### Recorded data

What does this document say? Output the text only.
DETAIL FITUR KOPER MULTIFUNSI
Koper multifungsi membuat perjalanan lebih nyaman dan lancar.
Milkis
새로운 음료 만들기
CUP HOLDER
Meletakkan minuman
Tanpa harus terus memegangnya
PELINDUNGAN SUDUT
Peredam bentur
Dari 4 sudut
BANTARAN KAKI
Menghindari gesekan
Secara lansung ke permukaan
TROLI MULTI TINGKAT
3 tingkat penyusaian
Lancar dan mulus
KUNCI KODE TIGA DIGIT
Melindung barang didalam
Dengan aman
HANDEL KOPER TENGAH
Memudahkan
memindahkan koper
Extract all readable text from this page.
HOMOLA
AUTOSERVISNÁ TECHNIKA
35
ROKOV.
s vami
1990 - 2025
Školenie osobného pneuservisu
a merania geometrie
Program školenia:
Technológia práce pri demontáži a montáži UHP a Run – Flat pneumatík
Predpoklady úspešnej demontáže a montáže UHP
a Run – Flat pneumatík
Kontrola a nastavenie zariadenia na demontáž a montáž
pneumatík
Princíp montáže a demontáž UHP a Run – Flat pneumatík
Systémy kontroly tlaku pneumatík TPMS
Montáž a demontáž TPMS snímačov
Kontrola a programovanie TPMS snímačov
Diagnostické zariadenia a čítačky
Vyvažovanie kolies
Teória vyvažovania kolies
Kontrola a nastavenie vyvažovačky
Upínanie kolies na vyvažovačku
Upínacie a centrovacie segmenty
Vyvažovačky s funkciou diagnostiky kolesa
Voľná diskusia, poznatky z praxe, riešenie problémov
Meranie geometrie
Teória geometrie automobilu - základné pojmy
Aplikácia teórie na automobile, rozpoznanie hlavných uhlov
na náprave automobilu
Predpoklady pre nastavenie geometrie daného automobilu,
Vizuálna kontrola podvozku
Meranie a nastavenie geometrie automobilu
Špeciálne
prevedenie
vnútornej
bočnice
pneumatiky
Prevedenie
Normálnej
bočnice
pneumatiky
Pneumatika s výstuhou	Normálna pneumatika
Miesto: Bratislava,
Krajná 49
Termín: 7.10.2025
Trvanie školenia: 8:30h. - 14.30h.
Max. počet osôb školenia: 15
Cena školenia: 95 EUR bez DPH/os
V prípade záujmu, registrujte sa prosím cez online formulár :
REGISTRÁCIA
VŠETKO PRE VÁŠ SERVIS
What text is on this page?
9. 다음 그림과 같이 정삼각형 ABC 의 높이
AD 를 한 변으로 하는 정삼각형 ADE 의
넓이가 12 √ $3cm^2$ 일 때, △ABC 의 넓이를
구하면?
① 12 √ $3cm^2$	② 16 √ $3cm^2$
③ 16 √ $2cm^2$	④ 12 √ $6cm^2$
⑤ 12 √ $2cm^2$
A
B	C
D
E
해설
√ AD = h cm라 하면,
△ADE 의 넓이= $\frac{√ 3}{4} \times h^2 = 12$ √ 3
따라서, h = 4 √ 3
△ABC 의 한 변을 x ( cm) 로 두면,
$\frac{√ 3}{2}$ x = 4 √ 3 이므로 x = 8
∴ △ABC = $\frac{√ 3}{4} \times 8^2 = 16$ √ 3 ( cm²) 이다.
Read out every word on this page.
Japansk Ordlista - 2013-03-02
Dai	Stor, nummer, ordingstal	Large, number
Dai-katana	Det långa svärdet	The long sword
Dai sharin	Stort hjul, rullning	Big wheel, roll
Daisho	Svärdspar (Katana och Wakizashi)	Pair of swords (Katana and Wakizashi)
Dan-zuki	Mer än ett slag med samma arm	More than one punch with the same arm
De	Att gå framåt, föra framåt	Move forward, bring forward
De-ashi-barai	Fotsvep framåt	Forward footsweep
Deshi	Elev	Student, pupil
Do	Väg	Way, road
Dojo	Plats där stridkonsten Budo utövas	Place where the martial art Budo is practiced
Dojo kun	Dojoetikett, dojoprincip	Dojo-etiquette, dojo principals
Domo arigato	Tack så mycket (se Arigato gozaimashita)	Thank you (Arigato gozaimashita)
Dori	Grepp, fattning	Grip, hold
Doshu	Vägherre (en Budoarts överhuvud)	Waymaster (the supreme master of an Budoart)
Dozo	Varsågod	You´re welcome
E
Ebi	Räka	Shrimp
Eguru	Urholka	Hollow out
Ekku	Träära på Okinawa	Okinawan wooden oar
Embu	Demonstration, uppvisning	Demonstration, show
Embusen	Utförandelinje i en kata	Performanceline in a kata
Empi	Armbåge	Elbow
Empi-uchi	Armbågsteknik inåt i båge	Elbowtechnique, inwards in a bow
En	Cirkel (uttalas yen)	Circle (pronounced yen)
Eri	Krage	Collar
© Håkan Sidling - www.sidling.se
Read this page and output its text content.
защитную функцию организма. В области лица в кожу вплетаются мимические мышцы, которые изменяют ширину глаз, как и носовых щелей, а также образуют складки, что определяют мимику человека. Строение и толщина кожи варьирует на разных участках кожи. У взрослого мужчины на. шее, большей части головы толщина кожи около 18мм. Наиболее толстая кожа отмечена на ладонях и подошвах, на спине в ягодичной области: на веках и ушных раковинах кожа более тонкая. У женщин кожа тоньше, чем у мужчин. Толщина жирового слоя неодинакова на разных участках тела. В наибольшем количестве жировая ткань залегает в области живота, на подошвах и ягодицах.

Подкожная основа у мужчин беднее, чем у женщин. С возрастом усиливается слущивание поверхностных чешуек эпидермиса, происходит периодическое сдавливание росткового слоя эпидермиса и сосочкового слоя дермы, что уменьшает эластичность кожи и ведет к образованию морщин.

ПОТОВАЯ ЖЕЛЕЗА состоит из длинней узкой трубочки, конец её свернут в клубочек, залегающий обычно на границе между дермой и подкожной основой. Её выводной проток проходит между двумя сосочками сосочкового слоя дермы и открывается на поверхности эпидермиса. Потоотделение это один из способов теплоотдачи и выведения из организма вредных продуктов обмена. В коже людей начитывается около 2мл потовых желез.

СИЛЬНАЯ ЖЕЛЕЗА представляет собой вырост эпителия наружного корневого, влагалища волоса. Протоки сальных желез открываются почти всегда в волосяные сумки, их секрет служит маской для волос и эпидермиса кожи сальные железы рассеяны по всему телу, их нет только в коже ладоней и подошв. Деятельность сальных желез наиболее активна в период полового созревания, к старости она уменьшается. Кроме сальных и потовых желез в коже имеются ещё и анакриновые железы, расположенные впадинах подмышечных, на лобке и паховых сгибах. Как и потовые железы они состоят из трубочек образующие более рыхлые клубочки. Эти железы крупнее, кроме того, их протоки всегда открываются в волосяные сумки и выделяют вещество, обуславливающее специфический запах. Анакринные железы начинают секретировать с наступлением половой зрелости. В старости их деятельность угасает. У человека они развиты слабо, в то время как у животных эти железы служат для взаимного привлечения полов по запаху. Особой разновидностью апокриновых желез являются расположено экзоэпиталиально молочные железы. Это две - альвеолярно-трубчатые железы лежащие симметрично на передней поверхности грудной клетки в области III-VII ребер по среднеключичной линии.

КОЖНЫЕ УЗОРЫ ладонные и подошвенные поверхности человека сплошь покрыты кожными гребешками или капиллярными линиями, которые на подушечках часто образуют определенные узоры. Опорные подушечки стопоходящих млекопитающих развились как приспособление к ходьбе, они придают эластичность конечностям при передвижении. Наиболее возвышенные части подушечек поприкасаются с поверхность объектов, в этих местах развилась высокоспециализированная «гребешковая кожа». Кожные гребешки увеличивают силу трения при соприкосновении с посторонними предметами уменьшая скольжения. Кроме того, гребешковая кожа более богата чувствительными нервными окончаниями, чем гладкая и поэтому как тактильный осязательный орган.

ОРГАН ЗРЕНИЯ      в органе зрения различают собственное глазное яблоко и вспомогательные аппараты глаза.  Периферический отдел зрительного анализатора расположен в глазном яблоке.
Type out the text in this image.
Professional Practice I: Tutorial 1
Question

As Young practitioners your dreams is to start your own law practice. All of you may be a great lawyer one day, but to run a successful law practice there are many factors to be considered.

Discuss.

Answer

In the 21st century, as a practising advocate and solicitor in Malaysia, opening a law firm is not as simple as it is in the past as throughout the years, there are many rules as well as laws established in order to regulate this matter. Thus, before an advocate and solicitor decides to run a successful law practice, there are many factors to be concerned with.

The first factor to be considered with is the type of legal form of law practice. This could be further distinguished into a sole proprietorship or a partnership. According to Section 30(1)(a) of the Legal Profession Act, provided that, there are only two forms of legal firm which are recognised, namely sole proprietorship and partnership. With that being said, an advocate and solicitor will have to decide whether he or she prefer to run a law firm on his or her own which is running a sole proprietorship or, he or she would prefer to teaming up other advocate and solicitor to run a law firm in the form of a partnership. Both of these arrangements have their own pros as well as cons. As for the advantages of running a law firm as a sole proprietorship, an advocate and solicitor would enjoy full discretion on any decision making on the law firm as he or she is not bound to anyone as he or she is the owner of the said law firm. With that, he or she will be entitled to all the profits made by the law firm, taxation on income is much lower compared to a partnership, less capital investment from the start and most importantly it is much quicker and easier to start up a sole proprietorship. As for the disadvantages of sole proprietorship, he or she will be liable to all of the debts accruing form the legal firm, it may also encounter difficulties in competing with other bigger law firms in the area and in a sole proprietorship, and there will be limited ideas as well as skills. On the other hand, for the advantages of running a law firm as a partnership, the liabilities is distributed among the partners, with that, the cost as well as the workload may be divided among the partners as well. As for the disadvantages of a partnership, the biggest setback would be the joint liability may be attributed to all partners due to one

######

Exercise task. Identify lines with the string "montáže". Copy each one.

Finished exercise.
Predpoklady úspešnej demontáže a montáže UHP
Princíp montáže a demontáž UHP a Run – Flat pneumatík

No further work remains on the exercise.